:: Directions for this task ::
Quote the listing below in full and exactly as written, but omit every picture.

[Collected data]
■ ■ ■ ■ ■ ■ ■
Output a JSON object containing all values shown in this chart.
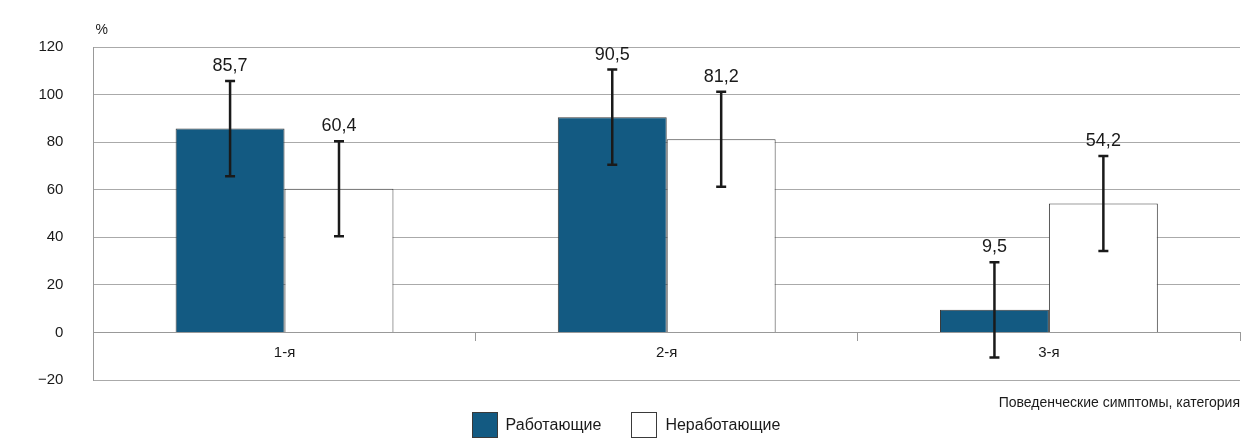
{
  "chart_data": {
    "type": "bar",
    "ylabel": "%",
    "xlabel": "Поведенческие симптомы, категория",
    "categories": [
      "1-я",
      "2-я",
      "3-я"
    ],
    "series": [
      {
        "name": "Работающие",
        "color": "#135a82",
        "values": [
          85.7,
          90.5,
          9.5
        ],
        "errors": [
          20,
          20,
          20
        ],
        "value_labels": [
          "85,7",
          "90,5",
          "9,5"
        ]
      },
      {
        "name": "Неработающие",
        "color": "#ffffff",
        "values": [
          60.4,
          81.2,
          54.2
        ],
        "errors": [
          20,
          20,
          20
        ],
        "value_labels": [
          "60,4",
          "81,2",
          "54,2"
        ]
      }
    ],
    "ylim": [
      -20,
      120
    ],
    "yticks": [
      {
        "value": -20,
        "label": "−20"
      },
      0,
      20,
      40,
      60,
      80,
      100,
      120
    ],
    "grid": "y",
    "legend": "bottom"
  }
}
■ ■ ■ ■ ■ ■ ■
:: Solved exercise ::
Output a JSON object containing all values shown in this chart.
{
  "chart_data": {
    "type": "bar",
    "ylabel": "%",
    "xlabel": "Поведенческие симптомы, категория",
    "categories": [
      "1-я",
      "2-я",
      "3-я"
    ],
    "series": [
      {
        "name": "Работающие",
        "color": "#135a82",
        "values": [
          85.7,
          90.5,
          9.5
        ],
        "errors": [
          20,
          20,
          20
        ],
        "value_labels": [
          "85,7",
          "90,5",
          "9,5"
        ]
      },
      {
        "name": "Неработающие",
        "color": "#ffffff",
        "values": [
          60.4,
          81.2,
          54.2
        ],
        "errors": [
          20,
          20,
          20
        ],
        "value_labels": [
          "60,4",
          "81,2",
          "54,2"
        ]
      }
    ],
    "ylim": [
      -20,
      120
    ],
    "yticks": [
      {
        "value": -20,
        "label": "−20"
      },
      0,
      20,
      40,
      60,
      80,
      100,
      120
    ],
    "grid": "y",
    "legend": "bottom"
  }
}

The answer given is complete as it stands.